- Instructions for the task: Repeat every record below exactly as written.

- Input:
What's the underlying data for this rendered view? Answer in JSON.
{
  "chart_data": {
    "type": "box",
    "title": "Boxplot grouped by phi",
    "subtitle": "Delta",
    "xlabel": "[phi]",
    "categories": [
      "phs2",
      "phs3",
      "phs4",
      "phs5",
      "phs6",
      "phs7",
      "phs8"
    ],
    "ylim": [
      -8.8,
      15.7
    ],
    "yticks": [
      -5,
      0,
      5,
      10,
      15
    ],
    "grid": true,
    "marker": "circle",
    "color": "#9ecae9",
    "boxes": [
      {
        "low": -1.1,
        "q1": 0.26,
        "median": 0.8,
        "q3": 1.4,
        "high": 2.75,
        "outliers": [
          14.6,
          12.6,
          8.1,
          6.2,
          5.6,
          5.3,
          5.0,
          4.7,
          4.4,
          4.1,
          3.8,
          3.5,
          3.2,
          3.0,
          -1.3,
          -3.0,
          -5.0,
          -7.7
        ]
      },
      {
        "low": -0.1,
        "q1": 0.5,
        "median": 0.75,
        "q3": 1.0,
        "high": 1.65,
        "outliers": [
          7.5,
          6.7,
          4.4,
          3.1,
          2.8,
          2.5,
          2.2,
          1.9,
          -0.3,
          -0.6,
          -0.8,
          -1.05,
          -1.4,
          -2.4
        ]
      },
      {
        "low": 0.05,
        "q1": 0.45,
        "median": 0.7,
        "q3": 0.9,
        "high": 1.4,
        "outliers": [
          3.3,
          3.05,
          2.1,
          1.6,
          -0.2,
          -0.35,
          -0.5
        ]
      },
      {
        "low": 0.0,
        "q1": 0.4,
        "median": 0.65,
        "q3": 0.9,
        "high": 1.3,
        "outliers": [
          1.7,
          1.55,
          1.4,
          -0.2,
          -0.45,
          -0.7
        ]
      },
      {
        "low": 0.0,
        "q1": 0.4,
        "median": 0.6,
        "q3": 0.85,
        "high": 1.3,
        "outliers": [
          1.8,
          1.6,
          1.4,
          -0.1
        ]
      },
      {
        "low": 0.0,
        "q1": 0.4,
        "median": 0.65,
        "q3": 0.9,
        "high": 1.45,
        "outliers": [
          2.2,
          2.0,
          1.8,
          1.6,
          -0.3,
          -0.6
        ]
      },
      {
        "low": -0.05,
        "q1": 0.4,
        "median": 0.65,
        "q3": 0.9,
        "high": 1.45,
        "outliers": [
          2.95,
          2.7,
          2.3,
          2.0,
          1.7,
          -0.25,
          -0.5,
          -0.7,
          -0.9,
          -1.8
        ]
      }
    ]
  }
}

- Result of this exercise:
What's the underlying data for this rendered view? Answer in JSON.
{
  "chart_data": {
    "type": "box",
    "title": "Boxplot grouped by phi",
    "subtitle": "Delta",
    "xlabel": "[phi]",
    "categories": [
      "phs2",
      "phs3",
      "phs4",
      "phs5",
      "phs6",
      "phs7",
      "phs8"
    ],
    "ylim": [
      -8.8,
      15.7
    ],
    "yticks": [
      -5,
      0,
      5,
      10,
      15
    ],
    "grid": true,
    "marker": "circle",
    "color": "#9ecae9",
    "boxes": [
      {
        "low": -1.1,
        "q1": 0.26,
        "median": 0.8,
        "q3": 1.4,
        "high": 2.75,
        "outliers": [
          14.6,
          12.6,
          8.1,
          6.2,
          5.6,
          5.3,
          5.0,
          4.7,
          4.4,
          4.1,
          3.8,
          3.5,
          3.2,
          3.0,
          -1.3,
          -3.0,
          -5.0,
          -7.7
        ]
      },
      {
        "low": -0.1,
        "q1": 0.5,
        "median": 0.75,
        "q3": 1.0,
        "high": 1.65,
        "outliers": [
          7.5,
          6.7,
          4.4,
          3.1,
          2.8,
          2.5,
          2.2,
          1.9,
          -0.3,
          -0.6,
          -0.8,
          -1.05,
          -1.4,
          -2.4
        ]
      },
      {
        "low": 0.05,
        "q1": 0.45,
        "median": 0.7,
        "q3": 0.9,
        "high": 1.4,
        "outliers": [
          3.3,
          3.05,
          2.1,
          1.6,
          -0.2,
          -0.35,
          -0.5
        ]
      },
      {
        "low": 0.0,
        "q1": 0.4,
        "median": 0.65,
        "q3": 0.9,
        "high": 1.3,
        "outliers": [
          1.7,
          1.55,
          1.4,
          -0.2,
          -0.45,
          -0.7
        ]
      },
      {
        "low": 0.0,
        "q1": 0.4,
        "median": 0.6,
        "q3": 0.85,
        "high": 1.3,
        "outliers": [
          1.8,
          1.6,
          1.4,
          -0.1
        ]
      },
      {
        "low": 0.0,
        "q1": 0.4,
        "median": 0.65,
        "q3": 0.9,
        "high": 1.45,
        "outliers": [
          2.2,
          2.0,
          1.8,
          1.6,
          -0.3,
          -0.6
        ]
      },
      {
        "low": -0.05,
        "q1": 0.4,
        "median": 0.65,
        "q3": 0.9,
        "high": 1.45,
        "outliers": [
          2.95,
          2.7,
          2.3,
          2.0,
          1.7,
          -0.25,
          -0.5,
          -0.7,
          -0.9,
          -1.8
        ]
      }
    ]
  }
}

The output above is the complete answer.